--- begin ---

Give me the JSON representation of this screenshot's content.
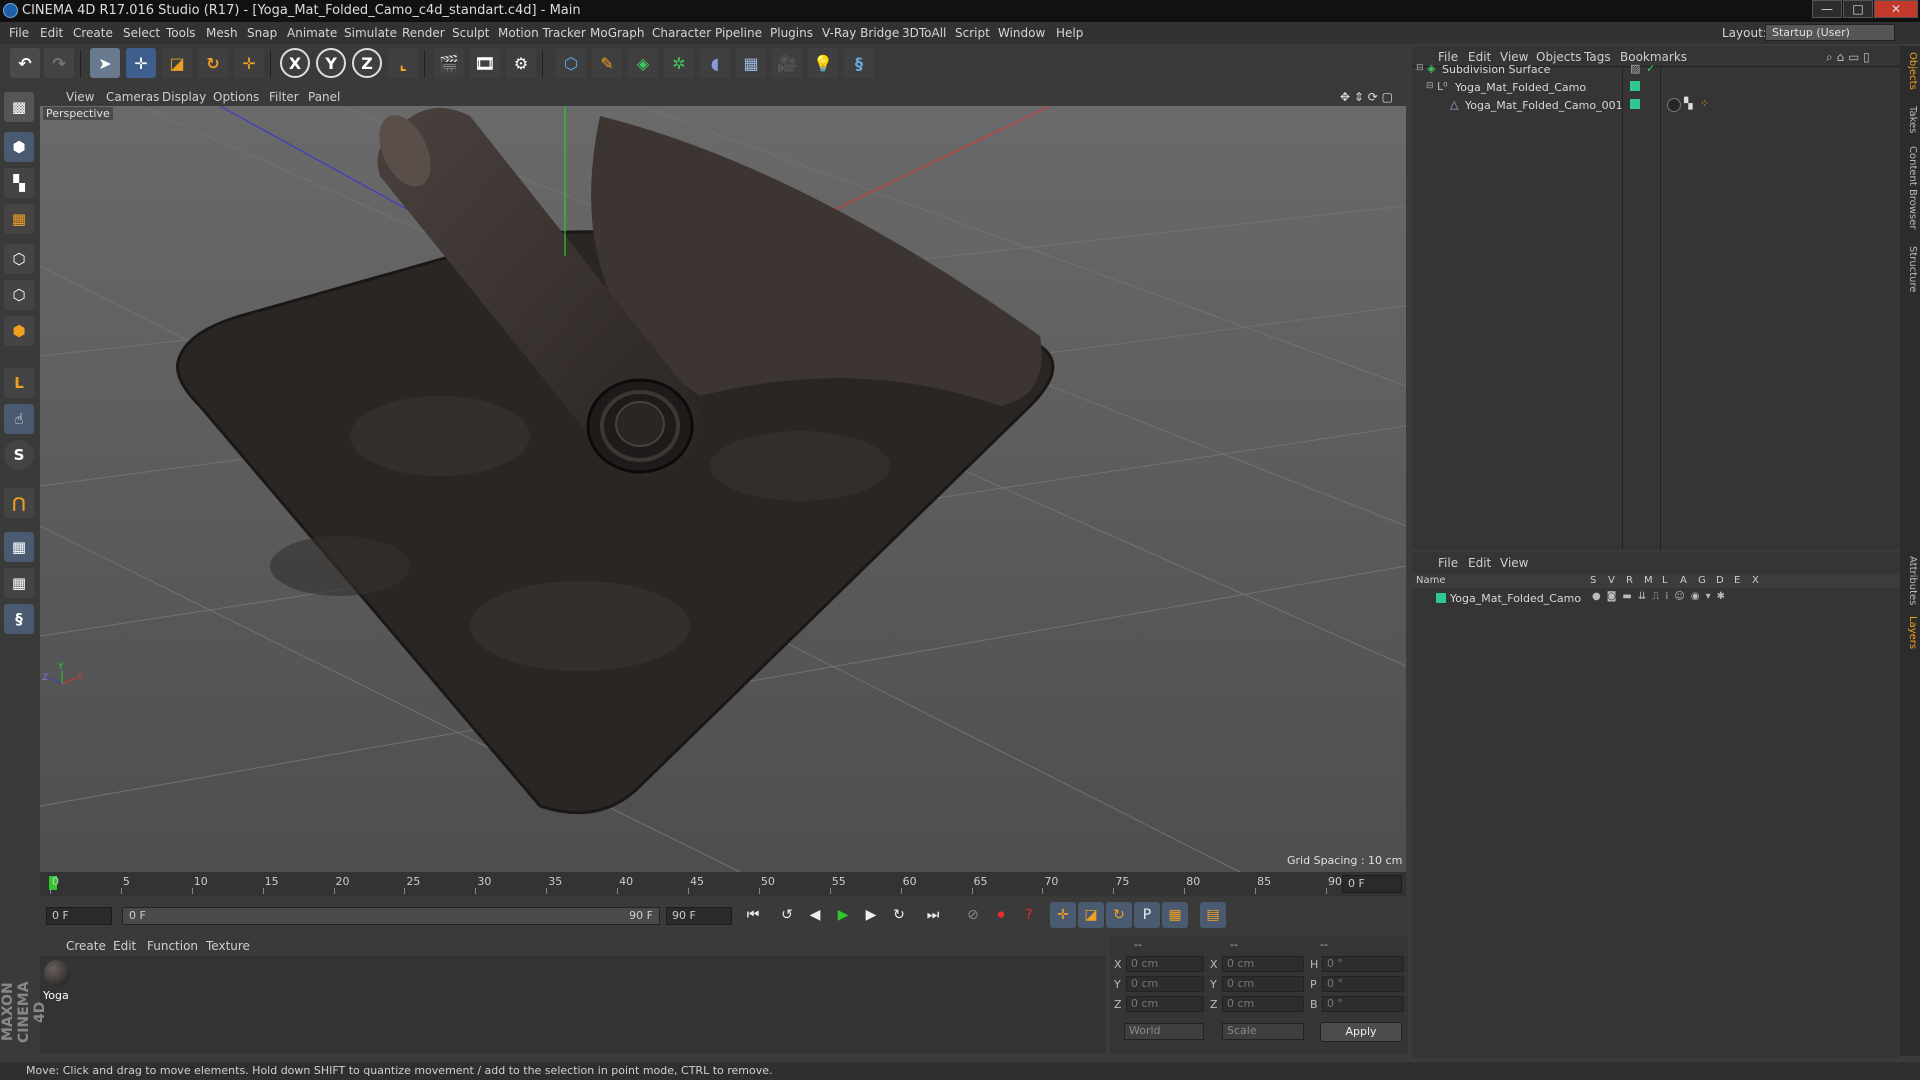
{
  "window": {
    "title": "CINEMA 4D R17.016 Studio (R17) - [Yoga_Mat_Folded_Camo_c4d_standart.c4d] - Main",
    "minimize": "—",
    "maximize": "□",
    "close": "✕"
  },
  "menu": [
    "File",
    "Edit",
    "Create",
    "Select",
    "Tools",
    "Mesh",
    "Snap",
    "Animate",
    "Simulate",
    "Render",
    "Sculpt",
    "Motion Tracker",
    "MoGraph",
    "Character",
    "Pipeline",
    "Plugins",
    "V-Ray Bridge",
    "3DToAll",
    "Script",
    "Window",
    "Help"
  ],
  "layout": {
    "label": "Layout:",
    "value": "Startup (User)"
  },
  "toolbar": {
    "icons": [
      "undo-icon",
      "redo-icon",
      "select-arrow-icon",
      "move-icon",
      "scale-icon",
      "rotate-icon",
      "add-icon",
      "x-axis-icon",
      "y-axis-icon",
      "z-axis-icon",
      "coordinate-system-icon",
      "render-view-icon",
      "render-picture-viewer-icon",
      "edit-render-settings-icon",
      "cube-icon",
      "pen-spline-icon",
      "subdivision-icon",
      "mograph-icon",
      "deformer-icon",
      "floor-icon",
      "camera-icon",
      "light-icon",
      "python-icon"
    ],
    "x_label": "X",
    "y_label": "Y",
    "z_label": "Z"
  },
  "left_toolbar": {
    "icons": [
      "make-editable-icon",
      "model-mode-icon",
      "texture-mode-icon",
      "workplane-icon",
      "points-mode-icon",
      "edges-mode-icon",
      "polygons-mode-icon",
      "axis-mode-icon",
      "tweak-icon",
      "snap-icon",
      "magnet-icon",
      "grid-lock-icon",
      "soft-select-icon",
      "python-script-icon"
    ],
    "s_label": "S",
    "l_label": "L"
  },
  "viewport": {
    "menu": [
      "View",
      "Cameras",
      "Display",
      "Options",
      "Filter",
      "Panel"
    ],
    "label": "Perspective",
    "grid_spacing": "Grid Spacing : 10 cm",
    "axis_x": "X",
    "axis_y": "Y",
    "axis_z": "Z",
    "colors": {
      "background": "#5c5c5c",
      "grid": "#6a6a6a",
      "mat": "#2b2726",
      "mat_light": "#4a413e",
      "x_axis": "#c83c3c",
      "y_axis": "#2ec82e",
      "z_axis": "#3c3cc8"
    }
  },
  "timeline": {
    "ticks": [
      "0",
      "5",
      "10",
      "15",
      "20",
      "25",
      "30",
      "35",
      "40",
      "45",
      "50",
      "55",
      "60",
      "65",
      "70",
      "75",
      "80",
      "85",
      "90"
    ],
    "current_frame": "0 F",
    "start_field": "0 F",
    "range_start": "0 F",
    "range_end": "90 F",
    "end_field": "90 F"
  },
  "transport": {
    "icons": [
      "go-to-start-icon",
      "previous-key-icon",
      "step-back-icon",
      "play-icon",
      "step-forward-icon",
      "next-key-icon",
      "go-to-end-icon",
      "record-off-icon",
      "record-icon",
      "autokey-icon",
      "move-key-icon",
      "scale-key-icon",
      "rotate-key-icon",
      "param-key-icon",
      "pla-key-icon",
      "timeline-icon"
    ],
    "param_label": "P"
  },
  "material": {
    "menu": [
      "Create",
      "Edit",
      "Function",
      "Texture"
    ],
    "items": [
      {
        "name": "Yoga"
      }
    ],
    "brand": "MAXON CINEMA 4D"
  },
  "coords": {
    "headers": [
      "--",
      "--",
      "--"
    ],
    "rows": [
      {
        "a": "X",
        "av": "0 cm",
        "b": "X",
        "bv": "0 cm",
        "c": "H",
        "cv": "0 °"
      },
      {
        "a": "Y",
        "av": "0 cm",
        "b": "Y",
        "bv": "0 cm",
        "c": "P",
        "cv": "0 °"
      },
      {
        "a": "Z",
        "av": "0 cm",
        "b": "Z",
        "bv": "0 cm",
        "c": "B",
        "cv": "0 °"
      }
    ],
    "world": "World",
    "scale": "Scale",
    "apply": "Apply"
  },
  "objects": {
    "menu": [
      "File",
      "Edit",
      "View",
      "Objects",
      "Tags",
      "Bookmarks"
    ],
    "rows": [
      {
        "name": "Subdivision Surface",
        "indent": 0
      },
      {
        "name": "Yoga_Mat_Folded_Camo",
        "indent": 1
      },
      {
        "name": "Yoga_Mat_Folded_Camo_001",
        "indent": 2
      }
    ]
  },
  "layers": {
    "menu": [
      "File",
      "Edit",
      "View"
    ],
    "header_name": "Name",
    "columns": [
      "S",
      "V",
      "R",
      "M",
      "L",
      "A",
      "G",
      "D",
      "E",
      "X"
    ],
    "rows": [
      {
        "name": "Yoga_Mat_Folded_Camo"
      }
    ]
  },
  "right_tabs": [
    "Objects",
    "Takes",
    "Content Browser",
    "Structure",
    "Attributes",
    "Layers"
  ],
  "status": "Move: Click and drag to move elements. Hold down SHIFT to quantize movement / add to the selection in point mode, CTRL to remove."
}
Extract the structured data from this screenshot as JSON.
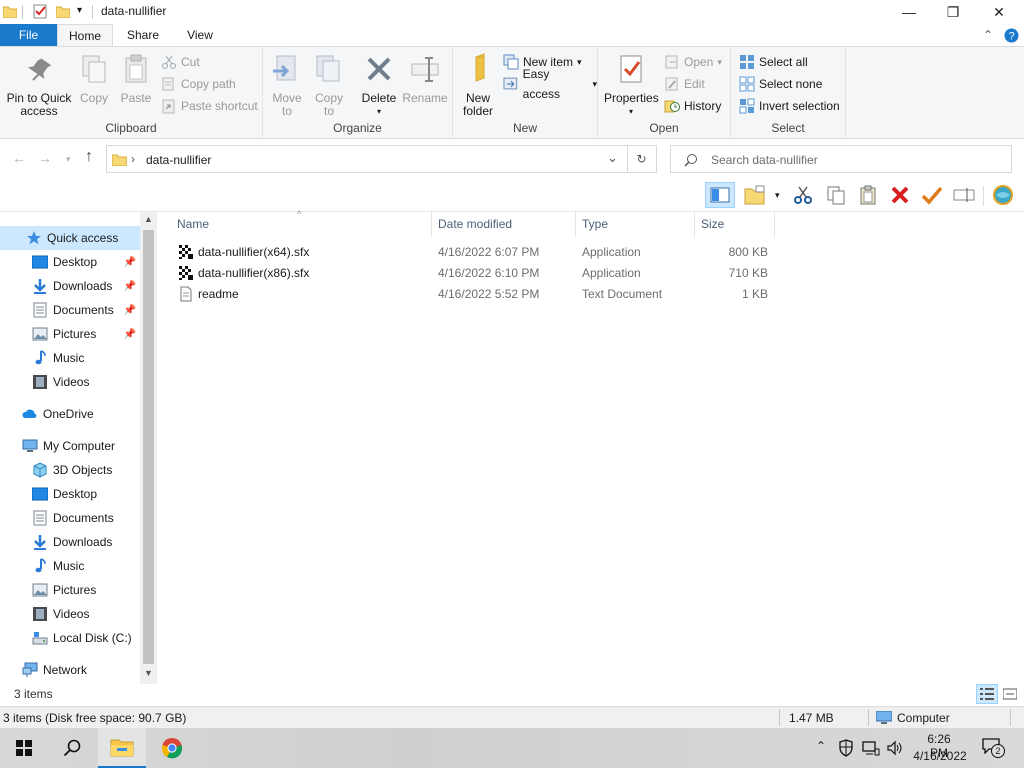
{
  "window": {
    "title": "data-nullifier",
    "minimize_glyph": "—",
    "maximize_glyph": "❐",
    "close_glyph": "✕"
  },
  "ribbon_tabs": [
    "File",
    "Home",
    "Share",
    "View"
  ],
  "ribbon": {
    "clipboard": {
      "label": "Clipboard",
      "pin_label_1": "Pin to Quick",
      "pin_label_2": "access",
      "copy": "Copy",
      "paste": "Paste",
      "cut": "Cut",
      "copy_path": "Copy path",
      "paste_shortcut": "Paste shortcut"
    },
    "organize": {
      "label": "Organize",
      "move_to_1": "Move",
      "move_to_2": "to",
      "copy_to_1": "Copy",
      "copy_to_2": "to",
      "delete": "Delete",
      "rename": "Rename"
    },
    "new": {
      "label": "New",
      "new_folder_1": "New",
      "new_folder_2": "folder",
      "new_item": "New item",
      "easy_access": "Easy access"
    },
    "open": {
      "label": "Open",
      "properties": "Properties",
      "open": "Open",
      "edit": "Edit",
      "history": "History"
    },
    "select": {
      "label": "Select",
      "select_all": "Select all",
      "select_none": "Select none",
      "invert_selection": "Invert selection"
    }
  },
  "address": {
    "path_folder": "data-nullifier",
    "search_placeholder": "Search data-nullifier"
  },
  "nav": {
    "quick_access": "Quick access",
    "qa_items": [
      "Desktop",
      "Downloads",
      "Documents",
      "Pictures",
      "Music",
      "Videos"
    ],
    "onedrive": "OneDrive",
    "my_computer": "My Computer",
    "pc_items": [
      "3D Objects",
      "Desktop",
      "Documents",
      "Downloads",
      "Music",
      "Pictures",
      "Videos",
      "Local Disk (C:)"
    ],
    "network": "Network"
  },
  "columns": [
    "Name",
    "Date modified",
    "Type",
    "Size"
  ],
  "files": [
    {
      "name": "data-nullifier(x64).sfx",
      "date": "4/16/2022 6:07 PM",
      "type": "Application",
      "size": "800 KB",
      "icon": "sfx-application-icon"
    },
    {
      "name": "data-nullifier(x86).sfx",
      "date": "4/16/2022 6:10 PM",
      "type": "Application",
      "size": "710 KB",
      "icon": "sfx-application-icon"
    },
    {
      "name": "readme",
      "date": "4/16/2022 5:52 PM",
      "type": "Text Document",
      "size": "1 KB",
      "icon": "text-document-icon"
    }
  ],
  "status": {
    "item_count": "3 items",
    "details": "3 items (Disk free space: 90.7 GB)",
    "size": "1.47 MB",
    "location": "Computer"
  },
  "taskbar": {
    "time": "6:26 PM",
    "date": "4/16/2022",
    "notification_count": "2"
  },
  "colors": {
    "accent": "#1979ca",
    "selected_bg": "#cce8ff",
    "folder_yellow": "#f8d775",
    "delete_red": "#d61f1f",
    "check_orange": "#e07b1a"
  }
}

--- end ---

**EXERCISE DIRECTIONS**. Read through the data and copy every line where "Quick" shows up.

**PROBLEM SOLUTION**.
      "pin_label_1": "Pin to Quick",
    "quick_access": "Quick access",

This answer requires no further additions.